**What needs to be done**
Gather each line of the records where "mean" appears.

[Excerpt from a dataset]
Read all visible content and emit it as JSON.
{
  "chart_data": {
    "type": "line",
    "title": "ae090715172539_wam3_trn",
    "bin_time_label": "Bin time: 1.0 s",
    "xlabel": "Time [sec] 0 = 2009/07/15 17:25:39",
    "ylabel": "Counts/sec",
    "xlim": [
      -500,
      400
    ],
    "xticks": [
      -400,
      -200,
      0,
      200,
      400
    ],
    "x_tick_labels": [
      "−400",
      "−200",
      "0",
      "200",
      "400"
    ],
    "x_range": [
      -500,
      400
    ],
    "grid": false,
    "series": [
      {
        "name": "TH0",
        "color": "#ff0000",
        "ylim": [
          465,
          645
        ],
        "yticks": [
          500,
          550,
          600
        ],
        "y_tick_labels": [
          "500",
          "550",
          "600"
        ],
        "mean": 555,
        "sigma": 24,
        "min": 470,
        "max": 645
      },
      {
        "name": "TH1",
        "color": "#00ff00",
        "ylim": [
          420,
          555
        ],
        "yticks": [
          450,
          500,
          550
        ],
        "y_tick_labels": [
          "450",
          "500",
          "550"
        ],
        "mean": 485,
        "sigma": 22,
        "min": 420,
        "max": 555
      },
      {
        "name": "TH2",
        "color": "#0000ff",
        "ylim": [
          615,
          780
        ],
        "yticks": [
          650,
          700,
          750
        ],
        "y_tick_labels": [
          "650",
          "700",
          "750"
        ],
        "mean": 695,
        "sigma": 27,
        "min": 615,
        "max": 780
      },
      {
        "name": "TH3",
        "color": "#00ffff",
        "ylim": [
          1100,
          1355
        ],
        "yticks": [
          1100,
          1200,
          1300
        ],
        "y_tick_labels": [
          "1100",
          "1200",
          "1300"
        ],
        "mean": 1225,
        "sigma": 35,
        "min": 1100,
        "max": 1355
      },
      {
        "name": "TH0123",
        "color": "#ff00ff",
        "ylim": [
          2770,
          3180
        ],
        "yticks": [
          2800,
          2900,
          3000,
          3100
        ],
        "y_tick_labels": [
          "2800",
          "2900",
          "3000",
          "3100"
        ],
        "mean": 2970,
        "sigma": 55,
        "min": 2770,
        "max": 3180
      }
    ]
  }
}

**Exercise solution**
        "mean": 555,
        "mean": 485,
        "mean": 695,
        "mean": 1225,
        "mean": 2970,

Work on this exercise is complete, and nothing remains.